SOURCE DATA =

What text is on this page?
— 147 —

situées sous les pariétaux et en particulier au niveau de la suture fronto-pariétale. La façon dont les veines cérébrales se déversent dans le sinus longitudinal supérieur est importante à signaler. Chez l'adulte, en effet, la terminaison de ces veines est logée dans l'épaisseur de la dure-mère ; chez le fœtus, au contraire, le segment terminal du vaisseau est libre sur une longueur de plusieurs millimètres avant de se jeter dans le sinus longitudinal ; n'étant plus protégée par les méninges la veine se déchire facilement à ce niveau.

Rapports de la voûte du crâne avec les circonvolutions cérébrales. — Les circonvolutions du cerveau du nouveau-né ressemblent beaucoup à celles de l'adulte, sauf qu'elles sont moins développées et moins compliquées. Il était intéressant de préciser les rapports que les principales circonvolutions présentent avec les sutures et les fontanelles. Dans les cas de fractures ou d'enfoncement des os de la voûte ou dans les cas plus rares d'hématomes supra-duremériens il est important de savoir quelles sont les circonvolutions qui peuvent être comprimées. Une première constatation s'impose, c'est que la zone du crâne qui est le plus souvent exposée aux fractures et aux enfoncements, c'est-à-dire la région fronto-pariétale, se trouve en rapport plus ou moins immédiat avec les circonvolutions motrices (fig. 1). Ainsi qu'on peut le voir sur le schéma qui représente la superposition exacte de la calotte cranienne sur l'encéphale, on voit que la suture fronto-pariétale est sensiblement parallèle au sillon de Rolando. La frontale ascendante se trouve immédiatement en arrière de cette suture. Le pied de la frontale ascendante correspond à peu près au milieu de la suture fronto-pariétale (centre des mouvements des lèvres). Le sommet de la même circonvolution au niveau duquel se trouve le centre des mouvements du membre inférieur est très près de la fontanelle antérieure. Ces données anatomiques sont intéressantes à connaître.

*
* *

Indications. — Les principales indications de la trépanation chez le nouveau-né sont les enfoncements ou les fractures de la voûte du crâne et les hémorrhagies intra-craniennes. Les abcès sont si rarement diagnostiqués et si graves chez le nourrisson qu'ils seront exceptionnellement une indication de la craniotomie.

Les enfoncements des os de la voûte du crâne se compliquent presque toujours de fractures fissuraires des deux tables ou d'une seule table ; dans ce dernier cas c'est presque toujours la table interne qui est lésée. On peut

DIRECTION =
From the records above, extract everything verbatim.

SOLUTION TO THIS EXERCISE =
What text is on this page?
— 147 —

situées sous les pariétaux et en particulier au niveau de la suture fronto-pariétale. La façon dont les veines cérébrales se déversent dans le sinus longitudinal supérieur est importante à signaler. Chez l'adulte, en effet, la terminaison de ces veines est logée dans l'épaisseur de la dure-mère ; chez le fœtus, au contraire, le segment terminal du vaisseau est libre sur une longueur de plusieurs millimètres avant de se jeter dans le sinus longitudinal ; n'étant plus protégée par les méninges la veine se déchire facilement à ce niveau.

Rapports de la voûte du crâne avec les circonvolutions cérébrales. — Les circonvolutions du cerveau du nouveau-né ressemblent beaucoup à celles de l'adulte, sauf qu'elles sont moins développées et moins compliquées. Il était intéressant de préciser les rapports que les principales circonvolutions présentent avec les sutures et les fontanelles. Dans les cas de fractures ou d'enfoncement des os de la voûte ou dans les cas plus rares d'hématomes supra-duremériens il est important de savoir quelles sont les circonvolutions qui peuvent être comprimées. Une première constatation s'impose, c'est que la zone du crâne qui est le plus souvent exposée aux fractures et aux enfoncements, c'est-à-dire la région fronto-pariétale, se trouve en rapport plus ou moins immédiat avec les circonvolutions motrices (fig. 1). Ainsi qu'on peut le voir sur le schéma qui représente la superposition exacte de la calotte cranienne sur l'encéphale, on voit que la suture fronto-pariétale est sensiblement parallèle au sillon de Rolando. La frontale ascendante se trouve immédiatement en arrière de cette suture. Le pied de la frontale ascendante correspond à peu près au milieu de la suture fronto-pariétale (centre des mouvements des lèvres). Le sommet de la même circonvolution au niveau duquel se trouve le centre des mouvements du membre inférieur est très près de la fontanelle antérieure. Ces données anatomiques sont intéressantes à connaître.

*
* *

Indications. — Les principales indications de la trépanation chez le nouveau-né sont les enfoncements ou les fractures de la voûte du crâne et les hémorrhagies intra-craniennes. Les abcès sont si rarement diagnostiqués et si graves chez le nourrisson qu'ils seront exceptionnellement une indication de la craniotomie.

Les enfoncements des os de la voûte du crâne se compliquent presque toujours de fractures fissuraires des deux tables ou d'une seule table ; dans ce dernier cas c'est presque toujours la table interne qui est lésée. On peut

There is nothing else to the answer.